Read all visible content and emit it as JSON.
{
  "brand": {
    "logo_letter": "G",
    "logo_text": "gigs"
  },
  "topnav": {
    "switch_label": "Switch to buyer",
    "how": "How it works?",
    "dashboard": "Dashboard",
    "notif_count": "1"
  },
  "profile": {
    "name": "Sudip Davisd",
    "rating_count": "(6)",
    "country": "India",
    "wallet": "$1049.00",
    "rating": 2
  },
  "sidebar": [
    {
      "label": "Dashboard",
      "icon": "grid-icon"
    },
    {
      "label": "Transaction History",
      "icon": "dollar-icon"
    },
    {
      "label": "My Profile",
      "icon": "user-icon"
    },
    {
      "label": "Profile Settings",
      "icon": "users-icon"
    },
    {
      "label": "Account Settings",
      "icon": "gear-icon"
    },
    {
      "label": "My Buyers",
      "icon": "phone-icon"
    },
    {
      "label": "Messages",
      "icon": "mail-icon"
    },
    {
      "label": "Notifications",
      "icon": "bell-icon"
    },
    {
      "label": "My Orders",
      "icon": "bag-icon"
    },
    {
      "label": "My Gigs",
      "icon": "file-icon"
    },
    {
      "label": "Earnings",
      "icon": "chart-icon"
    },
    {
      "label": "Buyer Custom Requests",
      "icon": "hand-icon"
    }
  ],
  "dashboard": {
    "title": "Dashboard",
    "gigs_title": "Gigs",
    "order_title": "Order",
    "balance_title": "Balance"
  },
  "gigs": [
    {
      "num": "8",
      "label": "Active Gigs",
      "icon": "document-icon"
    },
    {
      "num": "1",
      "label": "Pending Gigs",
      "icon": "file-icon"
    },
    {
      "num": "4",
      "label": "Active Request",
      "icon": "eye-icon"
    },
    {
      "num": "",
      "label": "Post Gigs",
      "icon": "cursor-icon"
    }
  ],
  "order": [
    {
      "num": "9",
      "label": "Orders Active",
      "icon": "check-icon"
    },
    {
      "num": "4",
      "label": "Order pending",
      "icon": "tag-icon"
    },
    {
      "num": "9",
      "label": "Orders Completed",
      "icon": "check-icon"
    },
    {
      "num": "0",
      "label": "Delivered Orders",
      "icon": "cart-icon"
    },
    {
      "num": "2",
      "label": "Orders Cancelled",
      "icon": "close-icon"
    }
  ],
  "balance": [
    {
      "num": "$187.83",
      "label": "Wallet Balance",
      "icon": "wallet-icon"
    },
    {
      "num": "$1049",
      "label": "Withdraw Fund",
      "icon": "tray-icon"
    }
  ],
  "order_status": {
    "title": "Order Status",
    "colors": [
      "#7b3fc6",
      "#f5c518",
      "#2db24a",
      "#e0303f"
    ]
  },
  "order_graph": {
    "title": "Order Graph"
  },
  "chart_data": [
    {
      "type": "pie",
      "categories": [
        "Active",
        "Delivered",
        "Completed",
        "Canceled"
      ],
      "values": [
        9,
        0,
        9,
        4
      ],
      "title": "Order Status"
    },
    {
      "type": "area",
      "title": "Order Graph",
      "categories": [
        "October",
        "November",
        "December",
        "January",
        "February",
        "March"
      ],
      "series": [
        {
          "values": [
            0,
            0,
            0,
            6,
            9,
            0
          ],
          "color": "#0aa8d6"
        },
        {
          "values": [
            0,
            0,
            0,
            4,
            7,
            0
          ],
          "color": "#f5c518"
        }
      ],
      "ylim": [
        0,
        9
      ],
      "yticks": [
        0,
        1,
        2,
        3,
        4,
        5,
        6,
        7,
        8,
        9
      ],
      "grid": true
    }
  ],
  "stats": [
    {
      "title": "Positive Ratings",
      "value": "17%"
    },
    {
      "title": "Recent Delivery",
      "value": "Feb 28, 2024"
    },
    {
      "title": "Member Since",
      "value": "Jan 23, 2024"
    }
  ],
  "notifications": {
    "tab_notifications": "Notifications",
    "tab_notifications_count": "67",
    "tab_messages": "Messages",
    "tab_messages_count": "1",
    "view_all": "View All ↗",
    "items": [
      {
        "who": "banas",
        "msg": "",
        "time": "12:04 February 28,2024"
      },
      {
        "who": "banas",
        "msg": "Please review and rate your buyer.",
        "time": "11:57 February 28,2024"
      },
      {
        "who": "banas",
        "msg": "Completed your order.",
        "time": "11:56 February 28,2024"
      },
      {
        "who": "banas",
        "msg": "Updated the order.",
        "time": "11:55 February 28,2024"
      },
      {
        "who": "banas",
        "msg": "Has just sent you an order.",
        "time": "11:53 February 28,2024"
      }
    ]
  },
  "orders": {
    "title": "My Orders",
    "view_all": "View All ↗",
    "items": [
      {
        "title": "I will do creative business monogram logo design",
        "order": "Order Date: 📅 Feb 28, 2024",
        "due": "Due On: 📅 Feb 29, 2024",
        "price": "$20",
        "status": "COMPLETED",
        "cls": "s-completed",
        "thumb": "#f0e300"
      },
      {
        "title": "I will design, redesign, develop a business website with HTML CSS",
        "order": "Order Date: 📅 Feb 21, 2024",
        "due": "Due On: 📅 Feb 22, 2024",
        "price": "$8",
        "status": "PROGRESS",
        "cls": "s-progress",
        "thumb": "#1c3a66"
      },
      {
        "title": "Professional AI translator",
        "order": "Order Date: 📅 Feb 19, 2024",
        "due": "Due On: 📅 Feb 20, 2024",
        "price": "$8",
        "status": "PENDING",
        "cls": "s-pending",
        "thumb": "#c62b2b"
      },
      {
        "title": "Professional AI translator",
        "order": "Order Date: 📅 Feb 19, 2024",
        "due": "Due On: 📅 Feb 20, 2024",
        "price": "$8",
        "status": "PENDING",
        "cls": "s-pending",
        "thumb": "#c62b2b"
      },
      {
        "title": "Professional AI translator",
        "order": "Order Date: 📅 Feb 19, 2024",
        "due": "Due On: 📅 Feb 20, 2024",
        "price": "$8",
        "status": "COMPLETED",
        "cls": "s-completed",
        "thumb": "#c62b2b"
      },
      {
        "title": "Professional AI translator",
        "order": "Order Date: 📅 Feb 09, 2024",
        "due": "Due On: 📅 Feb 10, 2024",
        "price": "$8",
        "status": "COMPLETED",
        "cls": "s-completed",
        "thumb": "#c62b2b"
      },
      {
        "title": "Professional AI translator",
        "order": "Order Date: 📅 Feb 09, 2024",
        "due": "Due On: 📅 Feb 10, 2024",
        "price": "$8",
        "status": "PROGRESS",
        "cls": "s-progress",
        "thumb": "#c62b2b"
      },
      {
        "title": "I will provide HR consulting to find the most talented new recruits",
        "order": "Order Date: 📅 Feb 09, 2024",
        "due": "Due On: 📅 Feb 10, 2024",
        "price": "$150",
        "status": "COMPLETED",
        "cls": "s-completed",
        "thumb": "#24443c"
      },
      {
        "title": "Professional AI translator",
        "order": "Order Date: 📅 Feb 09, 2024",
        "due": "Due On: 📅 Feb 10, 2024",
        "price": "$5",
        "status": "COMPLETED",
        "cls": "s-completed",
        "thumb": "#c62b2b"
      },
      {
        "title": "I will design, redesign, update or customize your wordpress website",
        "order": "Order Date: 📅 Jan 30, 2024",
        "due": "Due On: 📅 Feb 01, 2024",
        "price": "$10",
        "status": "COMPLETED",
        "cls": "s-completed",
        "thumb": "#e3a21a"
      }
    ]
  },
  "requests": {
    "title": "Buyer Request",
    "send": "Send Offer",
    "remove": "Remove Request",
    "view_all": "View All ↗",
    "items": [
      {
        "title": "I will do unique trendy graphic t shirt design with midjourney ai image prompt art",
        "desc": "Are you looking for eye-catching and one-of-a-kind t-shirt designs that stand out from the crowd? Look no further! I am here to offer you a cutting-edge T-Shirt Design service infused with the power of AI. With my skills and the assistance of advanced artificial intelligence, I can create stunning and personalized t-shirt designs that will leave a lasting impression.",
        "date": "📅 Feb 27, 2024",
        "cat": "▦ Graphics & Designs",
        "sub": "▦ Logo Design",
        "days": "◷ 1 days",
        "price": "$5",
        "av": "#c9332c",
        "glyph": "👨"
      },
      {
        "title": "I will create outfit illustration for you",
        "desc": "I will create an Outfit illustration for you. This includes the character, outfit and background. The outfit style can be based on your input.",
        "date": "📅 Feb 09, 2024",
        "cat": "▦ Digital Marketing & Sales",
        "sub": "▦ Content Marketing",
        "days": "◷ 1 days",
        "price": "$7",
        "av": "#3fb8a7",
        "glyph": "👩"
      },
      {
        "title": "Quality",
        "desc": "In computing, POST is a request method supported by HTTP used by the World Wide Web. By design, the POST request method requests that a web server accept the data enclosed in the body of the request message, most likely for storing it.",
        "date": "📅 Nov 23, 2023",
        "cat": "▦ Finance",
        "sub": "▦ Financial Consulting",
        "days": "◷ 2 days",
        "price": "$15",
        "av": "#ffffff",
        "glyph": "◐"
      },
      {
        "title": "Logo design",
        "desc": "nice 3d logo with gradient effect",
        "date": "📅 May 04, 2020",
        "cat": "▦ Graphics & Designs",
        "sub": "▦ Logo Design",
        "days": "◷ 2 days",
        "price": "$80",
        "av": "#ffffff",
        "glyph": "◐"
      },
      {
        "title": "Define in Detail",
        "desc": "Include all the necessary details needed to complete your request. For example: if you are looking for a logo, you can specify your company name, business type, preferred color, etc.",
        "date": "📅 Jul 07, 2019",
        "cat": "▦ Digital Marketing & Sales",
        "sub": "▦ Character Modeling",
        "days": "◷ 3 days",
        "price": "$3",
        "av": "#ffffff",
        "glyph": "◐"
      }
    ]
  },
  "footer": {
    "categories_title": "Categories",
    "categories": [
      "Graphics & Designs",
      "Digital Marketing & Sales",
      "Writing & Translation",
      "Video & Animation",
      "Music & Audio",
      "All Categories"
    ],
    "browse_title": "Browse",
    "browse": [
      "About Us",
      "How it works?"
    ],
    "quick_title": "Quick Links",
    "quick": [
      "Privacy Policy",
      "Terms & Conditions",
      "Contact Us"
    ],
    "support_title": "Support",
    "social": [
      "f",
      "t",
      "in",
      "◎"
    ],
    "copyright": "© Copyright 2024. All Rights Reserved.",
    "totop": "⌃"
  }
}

■ ■ ■ ■

_Exercise brief_. Pull out every line of the records above that contains the word "will".

_Answer to the task_.
        "title": "I will do creative business monogram logo design",
        "title": "I will design, redesign, develop a business website with HTML CSS",
        "title": "I will provide HR consulting to find the most talented new recruits",
        "title": "I will design, redesign, update or customize your wordpress website",
        "title": "I will do unique trendy graphic t shirt design with midjourney ai image prompt art",
        "desc": "Are you looking for eye-catching and one-of-a-kind t-shirt designs that stand out from the crowd? Look no further! I am here to offer you a cutting-edge T-Shirt Design service infused with the power of AI. With my skills and the assistance of advanced artificial intelligence, I can create stunning and personalized t-shirt designs that will leave a lasting impression.",
        "title": "I will create outfit illustration for you",
        "desc": "I will create an Outfit illustration for you. This includes the character, outfit and background. The outfit style can be based on your input.",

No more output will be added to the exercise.